#### Data supplied:
+---+

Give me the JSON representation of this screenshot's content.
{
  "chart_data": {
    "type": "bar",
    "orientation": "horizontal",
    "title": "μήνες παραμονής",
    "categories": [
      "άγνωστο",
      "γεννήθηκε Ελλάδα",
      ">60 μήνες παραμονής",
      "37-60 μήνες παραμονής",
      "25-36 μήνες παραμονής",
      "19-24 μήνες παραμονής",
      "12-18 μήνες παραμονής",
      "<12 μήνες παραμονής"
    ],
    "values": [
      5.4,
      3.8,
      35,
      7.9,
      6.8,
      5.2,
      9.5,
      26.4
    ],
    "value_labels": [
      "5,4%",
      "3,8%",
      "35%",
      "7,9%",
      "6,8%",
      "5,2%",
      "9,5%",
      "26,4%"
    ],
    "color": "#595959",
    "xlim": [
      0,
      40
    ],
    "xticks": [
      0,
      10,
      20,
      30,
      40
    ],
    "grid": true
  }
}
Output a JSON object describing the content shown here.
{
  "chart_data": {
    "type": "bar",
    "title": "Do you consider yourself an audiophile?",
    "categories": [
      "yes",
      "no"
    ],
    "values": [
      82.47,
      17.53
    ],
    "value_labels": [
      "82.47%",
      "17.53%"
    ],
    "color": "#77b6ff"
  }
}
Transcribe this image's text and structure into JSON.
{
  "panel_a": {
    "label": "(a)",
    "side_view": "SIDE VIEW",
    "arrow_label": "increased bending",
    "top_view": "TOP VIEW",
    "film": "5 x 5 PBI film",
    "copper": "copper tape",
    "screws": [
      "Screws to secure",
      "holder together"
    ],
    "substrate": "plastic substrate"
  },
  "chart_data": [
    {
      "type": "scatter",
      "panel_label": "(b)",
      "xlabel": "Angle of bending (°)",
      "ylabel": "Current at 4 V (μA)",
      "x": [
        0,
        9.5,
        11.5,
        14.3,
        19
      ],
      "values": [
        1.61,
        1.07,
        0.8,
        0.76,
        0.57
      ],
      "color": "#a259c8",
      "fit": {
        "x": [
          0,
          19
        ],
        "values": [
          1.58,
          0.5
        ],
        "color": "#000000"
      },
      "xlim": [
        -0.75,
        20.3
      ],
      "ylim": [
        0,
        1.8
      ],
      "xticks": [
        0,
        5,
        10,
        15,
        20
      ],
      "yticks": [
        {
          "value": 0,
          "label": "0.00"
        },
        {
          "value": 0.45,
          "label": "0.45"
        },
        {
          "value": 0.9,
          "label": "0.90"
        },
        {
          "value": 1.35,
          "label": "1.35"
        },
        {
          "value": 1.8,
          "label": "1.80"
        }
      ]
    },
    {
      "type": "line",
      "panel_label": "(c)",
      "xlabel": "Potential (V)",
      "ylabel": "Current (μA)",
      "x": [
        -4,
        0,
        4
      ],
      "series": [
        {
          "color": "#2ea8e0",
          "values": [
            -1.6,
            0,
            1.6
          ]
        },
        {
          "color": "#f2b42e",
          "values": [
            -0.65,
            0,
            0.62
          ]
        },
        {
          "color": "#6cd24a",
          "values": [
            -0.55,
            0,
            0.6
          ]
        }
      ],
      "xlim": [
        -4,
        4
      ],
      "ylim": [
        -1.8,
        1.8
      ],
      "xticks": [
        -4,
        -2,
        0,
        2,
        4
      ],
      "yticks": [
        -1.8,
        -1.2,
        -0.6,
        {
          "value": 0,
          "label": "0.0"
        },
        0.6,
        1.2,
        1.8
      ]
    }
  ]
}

+---+

#### Prompt:
Each of the records should be retyped exactly.

#### The completed task:
Give me the JSON representation of this screenshot's content.
{
  "chart_data": {
    "type": "bar",
    "orientation": "horizontal",
    "title": "μήνες παραμονής",
    "categories": [
      "άγνωστο",
      "γεννήθηκε Ελλάδα",
      ">60 μήνες παραμονής",
      "37-60 μήνες παραμονής",
      "25-36 μήνες παραμονής",
      "19-24 μήνες παραμονής",
      "12-18 μήνες παραμονής",
      "<12 μήνες παραμονής"
    ],
    "values": [
      5.4,
      3.8,
      35,
      7.9,
      6.8,
      5.2,
      9.5,
      26.4
    ],
    "value_labels": [
      "5,4%",
      "3,8%",
      "35%",
      "7,9%",
      "6,8%",
      "5,2%",
      "9,5%",
      "26,4%"
    ],
    "color": "#595959",
    "xlim": [
      0,
      40
    ],
    "xticks": [
      0,
      10,
      20,
      30,
      40
    ],
    "grid": true
  }
}
Output a JSON object describing the content shown here.
{
  "chart_data": {
    "type": "bar",
    "title": "Do you consider yourself an audiophile?",
    "categories": [
      "yes",
      "no"
    ],
    "values": [
      82.47,
      17.53
    ],
    "value_labels": [
      "82.47%",
      "17.53%"
    ],
    "color": "#77b6ff"
  }
}
Transcribe this image's text and structure into JSON.
{
  "panel_a": {
    "label": "(a)",
    "side_view": "SIDE VIEW",
    "arrow_label": "increased bending",
    "top_view": "TOP VIEW",
    "film": "5 x 5 PBI film",
    "copper": "copper tape",
    "screws": [
      "Screws to secure",
      "holder together"
    ],
    "substrate": "plastic substrate"
  },
  "chart_data": [
    {
      "type": "scatter",
      "panel_label": "(b)",
      "xlabel": "Angle of bending (°)",
      "ylabel": "Current at 4 V (μA)",
      "x": [
        0,
        9.5,
        11.5,
        14.3,
        19
      ],
      "values": [
        1.61,
        1.07,
        0.8,
        0.76,
        0.57
      ],
      "color": "#a259c8",
      "fit": {
        "x": [
          0,
          19
        ],
        "values": [
          1.58,
          0.5
        ],
        "color": "#000000"
      },
      "xlim": [
        -0.75,
        20.3
      ],
      "ylim": [
        0,
        1.8
      ],
      "xticks": [
        0,
        5,
        10,
        15,
        20
      ],
      "yticks": [
        {
          "value": 0,
          "label": "0.00"
        },
        {
          "value": 0.45,
          "label": "0.45"
        },
        {
          "value": 0.9,
          "label": "0.90"
        },
        {
          "value": 1.35,
          "label": "1.35"
        },
        {
          "value": 1.8,
          "label": "1.80"
        }
      ]
    },
    {
      "type": "line",
      "panel_label": "(c)",
      "xlabel": "Potential (V)",
      "ylabel": "Current (μA)",
      "x": [
        -4,
        0,
        4
      ],
      "series": [
        {
          "color": "#2ea8e0",
          "values": [
            -1.6,
            0,
            1.6
          ]
        },
        {
          "color": "#f2b42e",
          "values": [
            -0.65,
            0,
            0.62
          ]
        },
        {
          "color": "#6cd24a",
          "values": [
            -0.55,
            0,
            0.6
          ]
        }
      ],
      "xlim": [
        -4,
        4
      ],
      "ylim": [
        -1.8,
        1.8
      ],
      "xticks": [
        -4,
        -2,
        0,
        2,
        4
      ],
      "yticks": [
        -1.8,
        -1.2,
        -0.6,
        {
          "value": 0,
          "label": "0.0"
        },
        0.6,
        1.2,
        1.8
      ]
    }
  ]
}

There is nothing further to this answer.